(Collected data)
-------------------------

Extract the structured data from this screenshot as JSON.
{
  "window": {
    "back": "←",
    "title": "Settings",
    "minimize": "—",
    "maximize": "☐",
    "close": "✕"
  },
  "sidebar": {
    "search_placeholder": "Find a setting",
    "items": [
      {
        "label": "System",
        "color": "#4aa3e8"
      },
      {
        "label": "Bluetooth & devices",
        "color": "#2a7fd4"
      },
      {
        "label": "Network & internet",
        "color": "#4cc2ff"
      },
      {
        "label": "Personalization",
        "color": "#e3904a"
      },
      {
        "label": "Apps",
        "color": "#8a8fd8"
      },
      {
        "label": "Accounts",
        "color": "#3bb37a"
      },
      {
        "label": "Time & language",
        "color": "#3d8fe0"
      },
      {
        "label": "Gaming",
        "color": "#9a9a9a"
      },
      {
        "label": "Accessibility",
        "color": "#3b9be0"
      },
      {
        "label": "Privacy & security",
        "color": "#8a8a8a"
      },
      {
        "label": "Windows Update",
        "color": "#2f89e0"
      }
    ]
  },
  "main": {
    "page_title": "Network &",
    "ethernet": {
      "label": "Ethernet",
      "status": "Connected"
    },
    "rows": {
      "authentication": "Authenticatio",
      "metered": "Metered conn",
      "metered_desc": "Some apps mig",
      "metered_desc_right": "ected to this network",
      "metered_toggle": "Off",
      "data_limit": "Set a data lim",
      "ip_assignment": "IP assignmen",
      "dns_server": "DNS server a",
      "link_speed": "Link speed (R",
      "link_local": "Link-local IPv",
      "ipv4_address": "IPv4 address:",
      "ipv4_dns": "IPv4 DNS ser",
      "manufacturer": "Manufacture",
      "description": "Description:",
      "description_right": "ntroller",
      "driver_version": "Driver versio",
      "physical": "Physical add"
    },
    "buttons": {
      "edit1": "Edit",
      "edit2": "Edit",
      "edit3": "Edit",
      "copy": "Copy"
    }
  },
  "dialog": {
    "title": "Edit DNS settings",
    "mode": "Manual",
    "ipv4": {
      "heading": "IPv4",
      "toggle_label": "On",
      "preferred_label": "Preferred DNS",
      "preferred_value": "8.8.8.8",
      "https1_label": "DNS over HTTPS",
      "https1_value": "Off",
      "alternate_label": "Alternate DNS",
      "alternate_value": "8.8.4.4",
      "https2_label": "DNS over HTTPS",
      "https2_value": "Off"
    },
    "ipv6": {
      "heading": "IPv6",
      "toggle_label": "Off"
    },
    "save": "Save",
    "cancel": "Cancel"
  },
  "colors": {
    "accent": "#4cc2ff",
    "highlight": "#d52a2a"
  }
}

-------------------------

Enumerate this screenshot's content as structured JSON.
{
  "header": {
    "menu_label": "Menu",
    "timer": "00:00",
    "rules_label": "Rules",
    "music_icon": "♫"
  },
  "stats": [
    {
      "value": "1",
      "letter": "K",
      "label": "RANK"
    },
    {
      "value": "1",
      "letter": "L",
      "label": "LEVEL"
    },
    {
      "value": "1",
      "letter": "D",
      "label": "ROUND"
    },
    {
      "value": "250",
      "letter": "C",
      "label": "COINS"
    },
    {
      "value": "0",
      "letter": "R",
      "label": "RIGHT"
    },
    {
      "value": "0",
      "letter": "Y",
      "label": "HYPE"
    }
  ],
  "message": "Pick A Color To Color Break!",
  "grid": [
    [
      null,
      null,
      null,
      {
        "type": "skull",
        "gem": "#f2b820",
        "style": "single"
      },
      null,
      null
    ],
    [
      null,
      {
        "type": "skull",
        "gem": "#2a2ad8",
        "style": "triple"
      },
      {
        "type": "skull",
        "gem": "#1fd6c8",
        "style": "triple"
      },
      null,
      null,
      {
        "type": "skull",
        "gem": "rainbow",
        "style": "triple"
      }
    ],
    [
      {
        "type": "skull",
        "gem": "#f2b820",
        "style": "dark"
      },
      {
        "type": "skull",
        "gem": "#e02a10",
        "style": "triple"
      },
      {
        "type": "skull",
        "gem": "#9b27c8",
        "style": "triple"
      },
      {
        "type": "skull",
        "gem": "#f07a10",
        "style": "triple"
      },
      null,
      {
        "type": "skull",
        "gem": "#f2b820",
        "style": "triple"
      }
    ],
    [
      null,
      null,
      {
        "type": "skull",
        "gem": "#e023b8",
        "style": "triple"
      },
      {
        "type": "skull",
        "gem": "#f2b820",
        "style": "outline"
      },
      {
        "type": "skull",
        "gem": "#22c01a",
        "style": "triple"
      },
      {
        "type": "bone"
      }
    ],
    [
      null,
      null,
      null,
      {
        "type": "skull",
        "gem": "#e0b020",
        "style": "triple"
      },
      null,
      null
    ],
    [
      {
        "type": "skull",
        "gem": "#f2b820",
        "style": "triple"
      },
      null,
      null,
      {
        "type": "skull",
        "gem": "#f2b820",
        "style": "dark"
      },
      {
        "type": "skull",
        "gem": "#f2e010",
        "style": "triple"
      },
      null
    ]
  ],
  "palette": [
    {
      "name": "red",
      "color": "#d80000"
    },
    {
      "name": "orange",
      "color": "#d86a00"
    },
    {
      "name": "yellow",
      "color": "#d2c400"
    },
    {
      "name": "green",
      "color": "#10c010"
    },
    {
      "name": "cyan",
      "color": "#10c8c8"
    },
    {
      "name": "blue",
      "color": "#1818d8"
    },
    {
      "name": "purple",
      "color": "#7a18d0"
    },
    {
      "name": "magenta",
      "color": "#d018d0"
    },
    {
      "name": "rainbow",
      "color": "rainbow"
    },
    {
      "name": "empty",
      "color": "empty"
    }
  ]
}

-------------------------

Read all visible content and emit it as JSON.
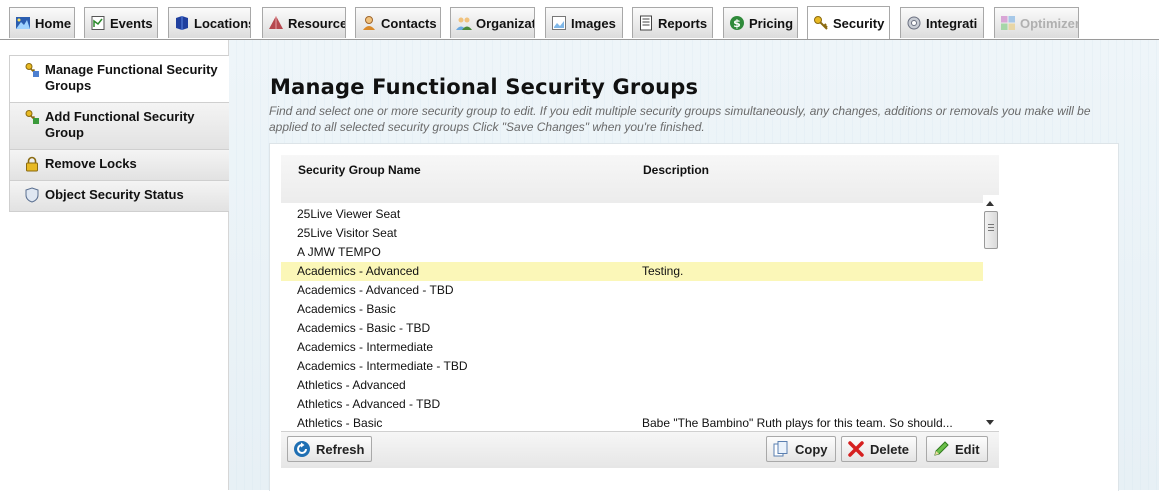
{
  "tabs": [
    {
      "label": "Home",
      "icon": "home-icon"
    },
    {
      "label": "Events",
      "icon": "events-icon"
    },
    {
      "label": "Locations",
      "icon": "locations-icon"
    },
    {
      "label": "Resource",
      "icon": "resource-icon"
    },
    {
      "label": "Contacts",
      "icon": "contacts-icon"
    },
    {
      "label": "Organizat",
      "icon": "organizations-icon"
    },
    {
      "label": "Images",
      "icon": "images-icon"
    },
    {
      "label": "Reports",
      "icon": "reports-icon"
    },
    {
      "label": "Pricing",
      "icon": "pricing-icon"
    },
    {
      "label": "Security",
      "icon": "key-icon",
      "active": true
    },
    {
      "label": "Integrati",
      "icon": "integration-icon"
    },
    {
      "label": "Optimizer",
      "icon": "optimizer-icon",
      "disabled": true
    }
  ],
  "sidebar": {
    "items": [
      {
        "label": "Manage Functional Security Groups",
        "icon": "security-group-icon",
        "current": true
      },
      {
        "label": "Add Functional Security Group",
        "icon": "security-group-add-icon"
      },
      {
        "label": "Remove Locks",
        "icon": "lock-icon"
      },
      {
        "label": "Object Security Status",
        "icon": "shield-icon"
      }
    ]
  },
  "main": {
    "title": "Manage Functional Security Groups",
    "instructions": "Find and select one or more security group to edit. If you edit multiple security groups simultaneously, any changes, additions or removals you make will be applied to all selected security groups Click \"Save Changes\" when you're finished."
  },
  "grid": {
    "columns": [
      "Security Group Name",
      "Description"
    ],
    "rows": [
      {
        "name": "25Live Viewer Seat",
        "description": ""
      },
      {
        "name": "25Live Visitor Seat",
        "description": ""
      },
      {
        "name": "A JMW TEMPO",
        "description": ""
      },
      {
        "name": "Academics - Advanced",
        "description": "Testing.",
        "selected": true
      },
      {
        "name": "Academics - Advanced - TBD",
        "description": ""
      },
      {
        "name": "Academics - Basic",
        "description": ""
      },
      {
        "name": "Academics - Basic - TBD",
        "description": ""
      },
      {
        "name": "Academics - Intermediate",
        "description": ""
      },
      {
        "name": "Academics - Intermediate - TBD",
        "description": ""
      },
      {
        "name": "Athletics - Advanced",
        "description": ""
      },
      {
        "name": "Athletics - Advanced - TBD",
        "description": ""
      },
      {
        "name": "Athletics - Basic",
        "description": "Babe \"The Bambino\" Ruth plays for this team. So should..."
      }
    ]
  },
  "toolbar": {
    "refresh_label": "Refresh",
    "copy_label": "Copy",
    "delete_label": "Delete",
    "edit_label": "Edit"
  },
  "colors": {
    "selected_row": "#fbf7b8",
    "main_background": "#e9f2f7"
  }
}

-------------------------

▶ Aim of the task
Work through the records line by line and tally those with the word "Intermediate". Report only the total.

▶ Final answer
2